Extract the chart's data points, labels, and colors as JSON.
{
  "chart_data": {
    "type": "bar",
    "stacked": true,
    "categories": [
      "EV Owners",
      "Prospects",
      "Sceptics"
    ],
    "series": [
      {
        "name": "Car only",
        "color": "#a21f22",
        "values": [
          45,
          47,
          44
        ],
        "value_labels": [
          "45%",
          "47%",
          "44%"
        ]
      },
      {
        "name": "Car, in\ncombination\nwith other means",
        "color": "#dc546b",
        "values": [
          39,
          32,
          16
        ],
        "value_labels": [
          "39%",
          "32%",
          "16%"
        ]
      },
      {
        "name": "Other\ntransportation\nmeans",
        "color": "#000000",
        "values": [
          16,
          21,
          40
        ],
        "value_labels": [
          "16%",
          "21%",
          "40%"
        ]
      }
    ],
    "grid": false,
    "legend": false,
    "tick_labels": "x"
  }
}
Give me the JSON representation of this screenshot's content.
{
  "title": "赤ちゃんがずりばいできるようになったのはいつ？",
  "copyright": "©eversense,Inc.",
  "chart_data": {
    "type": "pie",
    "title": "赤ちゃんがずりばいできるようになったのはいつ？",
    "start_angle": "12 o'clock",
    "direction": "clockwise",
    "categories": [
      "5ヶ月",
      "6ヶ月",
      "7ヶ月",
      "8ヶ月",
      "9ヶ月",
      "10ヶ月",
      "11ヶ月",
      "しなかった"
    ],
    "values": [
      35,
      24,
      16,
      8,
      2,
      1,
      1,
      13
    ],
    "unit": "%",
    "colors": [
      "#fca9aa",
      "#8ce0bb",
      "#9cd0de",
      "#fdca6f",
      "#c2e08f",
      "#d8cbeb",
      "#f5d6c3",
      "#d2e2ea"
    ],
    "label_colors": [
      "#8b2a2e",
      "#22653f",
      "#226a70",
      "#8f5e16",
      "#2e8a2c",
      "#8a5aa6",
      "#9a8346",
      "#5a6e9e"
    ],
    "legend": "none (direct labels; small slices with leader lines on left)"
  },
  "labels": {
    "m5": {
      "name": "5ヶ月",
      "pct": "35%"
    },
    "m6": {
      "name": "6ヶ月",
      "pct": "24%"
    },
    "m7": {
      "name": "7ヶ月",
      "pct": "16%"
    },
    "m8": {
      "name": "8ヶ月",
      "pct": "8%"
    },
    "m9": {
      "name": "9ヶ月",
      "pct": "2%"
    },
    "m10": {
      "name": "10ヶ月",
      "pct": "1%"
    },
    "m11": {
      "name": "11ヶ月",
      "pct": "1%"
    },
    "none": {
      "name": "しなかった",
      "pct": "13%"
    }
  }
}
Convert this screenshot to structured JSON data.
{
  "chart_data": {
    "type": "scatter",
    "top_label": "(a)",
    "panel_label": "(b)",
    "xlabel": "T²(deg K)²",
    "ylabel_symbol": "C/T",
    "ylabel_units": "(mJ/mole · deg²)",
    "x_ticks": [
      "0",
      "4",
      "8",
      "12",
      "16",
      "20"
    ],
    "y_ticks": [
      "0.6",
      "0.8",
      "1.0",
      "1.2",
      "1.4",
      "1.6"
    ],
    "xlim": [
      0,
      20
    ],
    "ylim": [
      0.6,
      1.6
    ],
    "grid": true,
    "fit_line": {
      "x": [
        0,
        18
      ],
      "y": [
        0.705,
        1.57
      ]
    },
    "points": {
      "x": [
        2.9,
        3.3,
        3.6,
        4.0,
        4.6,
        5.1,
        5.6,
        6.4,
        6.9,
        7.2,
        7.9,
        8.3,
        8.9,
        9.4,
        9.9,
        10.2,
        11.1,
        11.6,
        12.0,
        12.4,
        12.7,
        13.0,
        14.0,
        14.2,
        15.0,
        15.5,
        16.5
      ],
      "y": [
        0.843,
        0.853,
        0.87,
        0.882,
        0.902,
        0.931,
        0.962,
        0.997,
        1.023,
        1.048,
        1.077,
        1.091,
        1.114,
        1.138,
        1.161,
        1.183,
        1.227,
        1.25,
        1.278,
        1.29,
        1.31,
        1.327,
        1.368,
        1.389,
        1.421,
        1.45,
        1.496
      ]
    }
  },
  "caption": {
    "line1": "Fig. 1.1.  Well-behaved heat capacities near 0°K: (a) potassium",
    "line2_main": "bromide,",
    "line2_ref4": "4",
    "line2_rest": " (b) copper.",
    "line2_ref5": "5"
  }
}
____________________
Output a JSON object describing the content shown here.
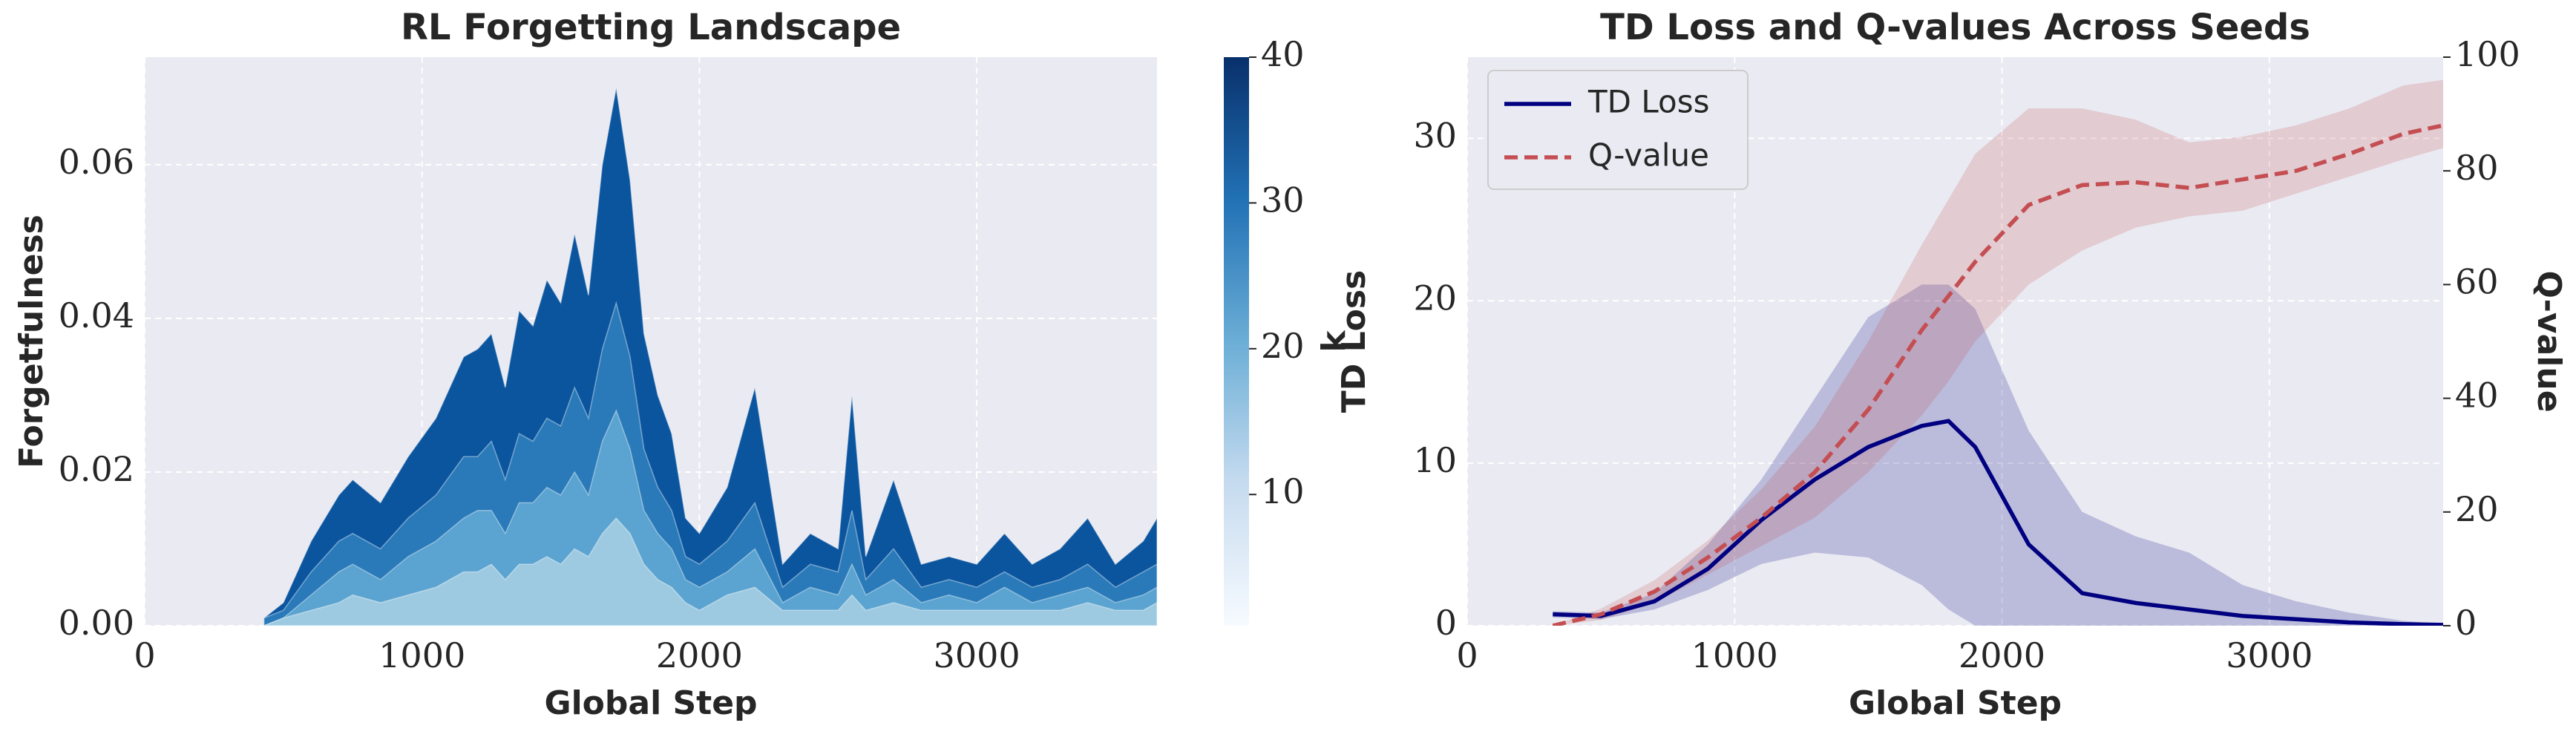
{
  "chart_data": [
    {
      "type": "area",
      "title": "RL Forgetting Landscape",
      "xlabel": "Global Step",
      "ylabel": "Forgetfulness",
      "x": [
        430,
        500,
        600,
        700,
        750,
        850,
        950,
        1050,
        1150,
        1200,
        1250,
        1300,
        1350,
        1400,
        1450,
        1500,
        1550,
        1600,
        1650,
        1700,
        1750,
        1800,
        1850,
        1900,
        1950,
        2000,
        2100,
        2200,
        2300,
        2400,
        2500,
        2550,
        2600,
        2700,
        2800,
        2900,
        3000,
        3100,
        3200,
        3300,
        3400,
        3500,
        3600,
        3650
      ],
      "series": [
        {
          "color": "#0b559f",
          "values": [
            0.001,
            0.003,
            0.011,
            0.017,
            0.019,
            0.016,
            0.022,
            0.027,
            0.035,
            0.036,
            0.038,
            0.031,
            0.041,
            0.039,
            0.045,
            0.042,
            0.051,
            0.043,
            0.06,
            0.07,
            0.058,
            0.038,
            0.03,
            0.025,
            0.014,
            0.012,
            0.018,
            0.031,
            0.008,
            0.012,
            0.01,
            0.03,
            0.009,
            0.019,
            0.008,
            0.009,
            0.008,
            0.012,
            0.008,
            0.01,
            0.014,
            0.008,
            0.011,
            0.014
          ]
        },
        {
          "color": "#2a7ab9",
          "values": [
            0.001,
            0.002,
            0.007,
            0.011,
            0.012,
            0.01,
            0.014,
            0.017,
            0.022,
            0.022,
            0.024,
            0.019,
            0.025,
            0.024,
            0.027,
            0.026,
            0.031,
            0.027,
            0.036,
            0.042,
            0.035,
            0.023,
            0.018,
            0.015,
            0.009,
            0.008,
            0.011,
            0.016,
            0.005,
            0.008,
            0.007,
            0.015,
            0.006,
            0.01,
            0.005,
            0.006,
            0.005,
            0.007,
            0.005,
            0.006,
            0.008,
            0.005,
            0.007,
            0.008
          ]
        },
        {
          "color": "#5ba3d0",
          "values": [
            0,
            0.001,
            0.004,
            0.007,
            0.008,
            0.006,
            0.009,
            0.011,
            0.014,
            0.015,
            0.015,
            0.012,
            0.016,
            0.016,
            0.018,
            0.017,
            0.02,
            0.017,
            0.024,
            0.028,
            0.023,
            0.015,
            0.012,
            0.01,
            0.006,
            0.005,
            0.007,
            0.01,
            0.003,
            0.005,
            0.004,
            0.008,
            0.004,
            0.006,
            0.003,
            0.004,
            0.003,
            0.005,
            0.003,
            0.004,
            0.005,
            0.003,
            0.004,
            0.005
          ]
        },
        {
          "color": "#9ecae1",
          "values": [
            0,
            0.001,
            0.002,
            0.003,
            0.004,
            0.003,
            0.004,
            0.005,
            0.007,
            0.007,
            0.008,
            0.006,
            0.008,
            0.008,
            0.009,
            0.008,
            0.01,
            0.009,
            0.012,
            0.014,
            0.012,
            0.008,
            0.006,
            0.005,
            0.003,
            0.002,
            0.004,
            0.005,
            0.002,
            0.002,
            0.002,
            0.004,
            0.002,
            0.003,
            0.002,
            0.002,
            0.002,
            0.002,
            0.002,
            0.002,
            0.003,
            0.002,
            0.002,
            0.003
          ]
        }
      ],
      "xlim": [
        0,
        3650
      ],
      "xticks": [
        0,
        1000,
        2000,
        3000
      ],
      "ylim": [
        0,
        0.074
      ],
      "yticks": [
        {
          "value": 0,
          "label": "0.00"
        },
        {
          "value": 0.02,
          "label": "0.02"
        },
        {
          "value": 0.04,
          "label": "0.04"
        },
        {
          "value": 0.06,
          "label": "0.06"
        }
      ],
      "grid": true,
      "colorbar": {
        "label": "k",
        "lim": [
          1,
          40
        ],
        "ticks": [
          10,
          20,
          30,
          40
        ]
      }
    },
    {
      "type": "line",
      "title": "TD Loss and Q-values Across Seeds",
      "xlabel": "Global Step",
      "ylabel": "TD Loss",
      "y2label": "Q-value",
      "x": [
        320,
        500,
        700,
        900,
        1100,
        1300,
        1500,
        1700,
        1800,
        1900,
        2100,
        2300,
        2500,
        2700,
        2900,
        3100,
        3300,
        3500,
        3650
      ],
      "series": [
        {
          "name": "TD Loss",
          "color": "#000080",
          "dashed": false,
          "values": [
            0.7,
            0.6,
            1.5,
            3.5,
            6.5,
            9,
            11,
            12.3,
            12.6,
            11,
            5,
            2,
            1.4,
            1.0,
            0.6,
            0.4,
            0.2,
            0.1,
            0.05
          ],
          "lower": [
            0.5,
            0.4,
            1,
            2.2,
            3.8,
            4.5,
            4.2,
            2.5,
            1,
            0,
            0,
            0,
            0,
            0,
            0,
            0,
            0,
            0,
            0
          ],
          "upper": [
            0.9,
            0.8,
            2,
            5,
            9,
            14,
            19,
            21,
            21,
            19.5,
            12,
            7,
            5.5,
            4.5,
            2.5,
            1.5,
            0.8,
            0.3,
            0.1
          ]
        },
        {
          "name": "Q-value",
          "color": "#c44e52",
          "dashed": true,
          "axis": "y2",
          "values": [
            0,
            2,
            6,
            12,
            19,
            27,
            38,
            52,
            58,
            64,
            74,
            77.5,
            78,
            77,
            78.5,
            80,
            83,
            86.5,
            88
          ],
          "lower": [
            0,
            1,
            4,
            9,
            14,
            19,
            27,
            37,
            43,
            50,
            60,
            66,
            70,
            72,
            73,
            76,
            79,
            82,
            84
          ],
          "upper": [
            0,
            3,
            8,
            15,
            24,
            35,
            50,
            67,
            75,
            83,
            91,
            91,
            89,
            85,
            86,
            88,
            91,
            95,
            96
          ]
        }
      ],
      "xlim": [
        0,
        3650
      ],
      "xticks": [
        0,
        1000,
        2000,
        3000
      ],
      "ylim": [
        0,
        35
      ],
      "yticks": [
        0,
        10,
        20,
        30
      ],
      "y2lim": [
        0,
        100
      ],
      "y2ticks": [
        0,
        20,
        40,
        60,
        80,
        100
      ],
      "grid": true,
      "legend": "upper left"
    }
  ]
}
____________________
WHAT YOU SHOULD DO
Read the data above and pull out each line that holds the string "content".

WRITTEN REPLY
Give me the JSON representation of this screenshot's content.
Output a JSON object describing the content shown here.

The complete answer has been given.